**PROVIDED TEXT:**

________

The issue has weighed on Democrats, who were already fighting an uphill battle to maintain their slim hold of Congress.

«People are depressed and often people vote with their pocketbooks,» said Beth Ann Bovino, chief US economist at S&P Global Ratings. «Inflation is almost everywhere. People are squeezed at the checkout stand, they’re squeezed with their rental payments, when they try to buy a home.»

The White House has made the case that some slowdown is expected — and healthy — as the economy returns to normal after the surge in activity when it reopened from lockdowns.

And for now, government figures suggest there has only been mild softening in the labour market.

Although the unemployment rate ticked up from 3.5% in September, the 261,000 jobs added last month was far better than economists had expected, with healthcare and manufacturing firms helping to drive the hiring.

Wage gains were also strong, despite not keeping pace with inflation, with average hourly pay up 4.7% over the past year.

«We’re going to do what it takes to bring inflation down,» President Joe Biden said Friday, responding to the latest figures. «But as long as I’m president, I’m not going to accept an argument that the problem is that too many Americans are finding good jobs. «

Job losses ahead?

With prices still rising sharply, however, analysts say they expect to see job losses increase next year, as consumers start to curb their spending and the central bank raises interest rates to rein in rising costs.

Since March, when interest rates were hovering near zero, the Federal Reserve has hiked borrowing costs six times, moves that have rippled out to the public in the form of sharply higher rates for home, car and business loans.

By making borrowing more expensive, the bank hopes to cool demand among businesses and households, in turn easing the pressures pushing up prices.

«The US economy continues to create far more jobs than population growth can accommodate, putting more upward pressure on wages and prices,» said Ron Temple, head of US Equities at Lazard Asset Management.

«The Fed has attacked the inflation challenge aggressively, but will be forced to remain on the offensive as long as the labour markets remain resilient.»

________

**ENTRIES PROVIDED:**
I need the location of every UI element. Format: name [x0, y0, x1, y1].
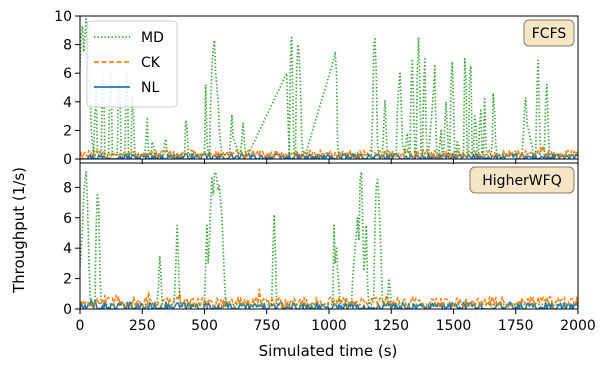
legend-label-ck: CK — [141, 55, 161, 71]
y-tick-label: 8 — [63, 180, 72, 196]
y-tick-label: 2 — [63, 123, 72, 139]
panel-fcfs: 0 2 4 6 8 10 FCFS MD CK NL — [54, 9, 579, 168]
y-tick-label: 10 — [54, 9, 72, 25]
legend: MD CK NL — [86, 20, 178, 108]
legend-box — [86, 20, 178, 108]
series-nl-line — [80, 152, 578, 159]
x-tick-label: 1750 — [498, 318, 534, 334]
y-tick-label: 0 — [63, 152, 72, 168]
series-ck-line — [80, 145, 578, 159]
series-md-line — [80, 18, 578, 156]
x-axis-label: Simulated time (s) — [259, 342, 398, 360]
legend-label-nl: NL — [141, 80, 159, 96]
panel-tag: HigherWFQ — [482, 173, 561, 189]
y-tick-label: 6 — [63, 66, 72, 82]
x-tick-label: 1000 — [311, 318, 347, 334]
panel-tag-box — [469, 166, 575, 194]
panel-tag-box — [523, 19, 575, 47]
series-md-line — [80, 171, 578, 306]
y-tick-label: 4 — [63, 95, 72, 111]
legend-label-md: MD — [141, 30, 164, 46]
y-axis-label: Throughput (1/s) — [10, 167, 28, 294]
y-tick-label: 8 — [63, 38, 72, 54]
y-tick-label: 6 — [63, 211, 72, 227]
y-tick-label: 2 — [63, 272, 72, 288]
y-tick-label: 4 — [63, 241, 72, 257]
x-tick-label: 0 — [76, 318, 85, 334]
panel-higherwfq: 0 2 4 6 8 0 250 500 750 1000 1250 1500 1750 2000 Highe… — [63, 162, 596, 334]
x-tick-label: 1250 — [373, 318, 409, 334]
x-tick-label: 2000 — [560, 318, 596, 334]
y-tick-label: 0 — [63, 302, 72, 318]
panel-tag: FCFS — [532, 26, 567, 42]
series-ck-line — [80, 288, 578, 309]
x-tick-label: 1500 — [436, 318, 472, 334]
x-tick-label: 750 — [253, 318, 280, 334]
x-tick-label: 250 — [129, 318, 156, 334]
x-tick-label: 500 — [191, 318, 218, 334]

________

**LIST OF TASKS:**
1. Check each statement against the article on US jobs and inflation and answer yes or no, quoting the words from the article that settle it. (a) The unemployment rate was 3.5% in September. (b) Since March, the Federal Reserve has raised borrowing costs four times. (c) Average hourly pay has risen faster than inflation over the past year.
2. Carry on the article on US jobs and inflation from the point where it stops.

**RESPONSES PER TASK:**
1.
(a) Yes: "the unemployment rate ticked up from 3.5% in September"
(b) No: "the Federal Reserve has hiked borrowing costs six times"
(c) No: "Wage gains were also strong, despite not keeping pace with inflation"

2.
Some sectors, such as housing and technology, have been hit hard already and anecdotal reports of job cuts and hiring freezes have increased, as firms prepare for a downturn.

On Thursday, payments firm Stripe on Thursday said it was axing 14% of its workforce, while Lyft, a taxi firm that is Uber’s main rival, said it was cutting 700 jobs.

Elon Musk told Twitter staff the company would impose widespread job cuts, and Amazon also said it would halt hiring for corporate positions across the company.

«We think that 2022 represents the beginning of a different economic climate,» Stripe executives wrote in an email to staff. «Our business is fundamentally well-positioned to weather harsh circumstances… however, we do need to match the pace of our investments with the realities around us.»

But the ongoing strength of the labour market has raised hopes that the US may be able to avoid a severe recession.

Dane Brecher helps to run Plastic Crafts, a 40-person family-owned manufacturing company in New York that his grandfather started in 1934.

The business has felt the effects of higher interest rates, opting to pay cash when it recently bought new machinery, instead of borrowing as it might have a few months ago.

But it does not have major debts and sales have been steady. While there may be some signs of slowdown, he said he is not worried about a serious downturn.

«If interest rates were a little less, I’m sure we’d be looking to expand more,» he said. «We’re just going to stay the course… we’re in a good place. Unfortunately, I don’t know if the rest of the country is, but we’re OK.»